───── Data supplied

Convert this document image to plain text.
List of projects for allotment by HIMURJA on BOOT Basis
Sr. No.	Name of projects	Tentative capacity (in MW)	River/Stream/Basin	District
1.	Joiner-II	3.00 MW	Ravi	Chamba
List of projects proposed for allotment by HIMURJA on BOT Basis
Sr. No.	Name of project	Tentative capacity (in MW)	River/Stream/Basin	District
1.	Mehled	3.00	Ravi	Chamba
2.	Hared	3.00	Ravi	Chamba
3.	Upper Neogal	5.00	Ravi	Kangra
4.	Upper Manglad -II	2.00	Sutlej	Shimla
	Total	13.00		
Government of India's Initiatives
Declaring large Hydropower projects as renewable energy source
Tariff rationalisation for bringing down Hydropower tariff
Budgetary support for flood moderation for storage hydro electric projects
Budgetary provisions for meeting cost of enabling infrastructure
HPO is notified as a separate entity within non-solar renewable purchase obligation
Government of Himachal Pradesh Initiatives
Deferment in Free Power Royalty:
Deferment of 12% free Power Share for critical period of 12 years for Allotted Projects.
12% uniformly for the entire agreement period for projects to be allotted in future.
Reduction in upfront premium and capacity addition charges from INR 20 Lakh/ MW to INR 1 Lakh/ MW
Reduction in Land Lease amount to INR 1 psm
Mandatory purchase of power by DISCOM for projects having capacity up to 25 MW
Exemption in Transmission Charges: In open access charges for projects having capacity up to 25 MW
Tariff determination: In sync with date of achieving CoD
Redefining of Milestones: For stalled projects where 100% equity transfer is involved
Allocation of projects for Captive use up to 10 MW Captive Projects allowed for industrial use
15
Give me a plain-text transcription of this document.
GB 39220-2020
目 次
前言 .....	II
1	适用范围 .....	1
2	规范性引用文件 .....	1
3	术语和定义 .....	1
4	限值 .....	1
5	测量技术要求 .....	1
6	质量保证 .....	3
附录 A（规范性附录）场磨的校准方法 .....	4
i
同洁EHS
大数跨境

──────────

◆ Stated goal ◆
Repeat, without changes, every line from the one that contains "Give me a plain-text" through the final line of the data.

◆ Answer to the exercise ◆
Give me a plain-text transcription of this document.
GB 39220-2020
目 次
前言 .....	II
1	适用范围 .....	1
2	规范性引用文件 .....	1
3	术语和定义 .....	1
4	限值 .....	1
5	测量技术要求 .....	1
6	质量保证 .....	3
附录 A（规范性附录）场磨的校准方法 .....	4
i
同洁EHS
大数跨境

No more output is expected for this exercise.